──────── Data lines ────────

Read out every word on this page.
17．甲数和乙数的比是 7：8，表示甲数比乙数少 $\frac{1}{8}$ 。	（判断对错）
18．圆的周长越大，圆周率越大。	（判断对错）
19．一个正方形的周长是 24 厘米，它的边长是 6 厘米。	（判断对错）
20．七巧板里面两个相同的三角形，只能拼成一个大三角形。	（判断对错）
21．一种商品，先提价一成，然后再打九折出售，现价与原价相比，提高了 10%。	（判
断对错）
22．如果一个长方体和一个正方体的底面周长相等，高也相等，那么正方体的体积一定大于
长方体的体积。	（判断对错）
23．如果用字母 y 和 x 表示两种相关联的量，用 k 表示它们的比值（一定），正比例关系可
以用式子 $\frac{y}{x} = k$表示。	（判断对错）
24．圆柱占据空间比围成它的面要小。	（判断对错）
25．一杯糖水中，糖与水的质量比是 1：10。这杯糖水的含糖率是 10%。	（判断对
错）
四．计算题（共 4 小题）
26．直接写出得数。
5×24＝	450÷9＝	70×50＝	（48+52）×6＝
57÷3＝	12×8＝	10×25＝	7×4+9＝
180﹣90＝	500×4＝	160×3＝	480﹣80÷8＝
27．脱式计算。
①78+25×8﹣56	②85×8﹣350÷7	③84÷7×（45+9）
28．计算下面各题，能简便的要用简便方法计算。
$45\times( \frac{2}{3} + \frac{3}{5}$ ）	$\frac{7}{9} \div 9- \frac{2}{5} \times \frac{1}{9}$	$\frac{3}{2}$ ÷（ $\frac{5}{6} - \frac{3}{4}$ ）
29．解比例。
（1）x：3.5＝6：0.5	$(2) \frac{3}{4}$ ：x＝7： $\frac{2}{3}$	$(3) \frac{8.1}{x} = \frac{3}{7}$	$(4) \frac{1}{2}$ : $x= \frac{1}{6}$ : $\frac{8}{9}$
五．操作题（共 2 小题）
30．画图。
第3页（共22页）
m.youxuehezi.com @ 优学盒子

────────

• _What is being asked_:
All of the entries must be quoted exactly; please include each one.

• _Written answer_:
Read out every word on this page.
17．甲数和乙数的比是 7：8，表示甲数比乙数少 $\frac{1}{8}$ 。	（判断对错）
18．圆的周长越大，圆周率越大。	（判断对错）
19．一个正方形的周长是 24 厘米，它的边长是 6 厘米。	（判断对错）
20．七巧板里面两个相同的三角形，只能拼成一个大三角形。	（判断对错）
21．一种商品，先提价一成，然后再打九折出售，现价与原价相比，提高了 10%。	（判
断对错）
22．如果一个长方体和一个正方体的底面周长相等，高也相等，那么正方体的体积一定大于
长方体的体积。	（判断对错）
23．如果用字母 y 和 x 表示两种相关联的量，用 k 表示它们的比值（一定），正比例关系可
以用式子 $\frac{y}{x} = k$表示。	（判断对错）
24．圆柱占据空间比围成它的面要小。	（判断对错）
25．一杯糖水中，糖与水的质量比是 1：10。这杯糖水的含糖率是 10%。	（判断对
错）
四．计算题（共 4 小题）
26．直接写出得数。
5×24＝	450÷9＝	70×50＝	（48+52）×6＝
57÷3＝	12×8＝	10×25＝	7×4+9＝
180﹣90＝	500×4＝	160×3＝	480﹣80÷8＝
27．脱式计算。
①78+25×8﹣56	②85×8﹣350÷7	③84÷7×（45+9）
28．计算下面各题，能简便的要用简便方法计算。
$45\times( \frac{2}{3} + \frac{3}{5}$ ）	$\frac{7}{9} \div 9- \frac{2}{5} \times \frac{1}{9}$	$\frac{3}{2}$ ÷（ $\frac{5}{6} - \frac{3}{4}$ ）
29．解比例。
（1）x：3.5＝6：0.5	$(2) \frac{3}{4}$ ：x＝7： $\frac{2}{3}$	$(3) \frac{8.1}{x} = \frac{3}{7}$	$(4) \frac{1}{2}$ : $x= \frac{1}{6}$ : $\frac{8}{9}$
五．操作题（共 2 小题）
30．画图。
第3页（共22页）
m.youxuehezi.com @ 优学盒子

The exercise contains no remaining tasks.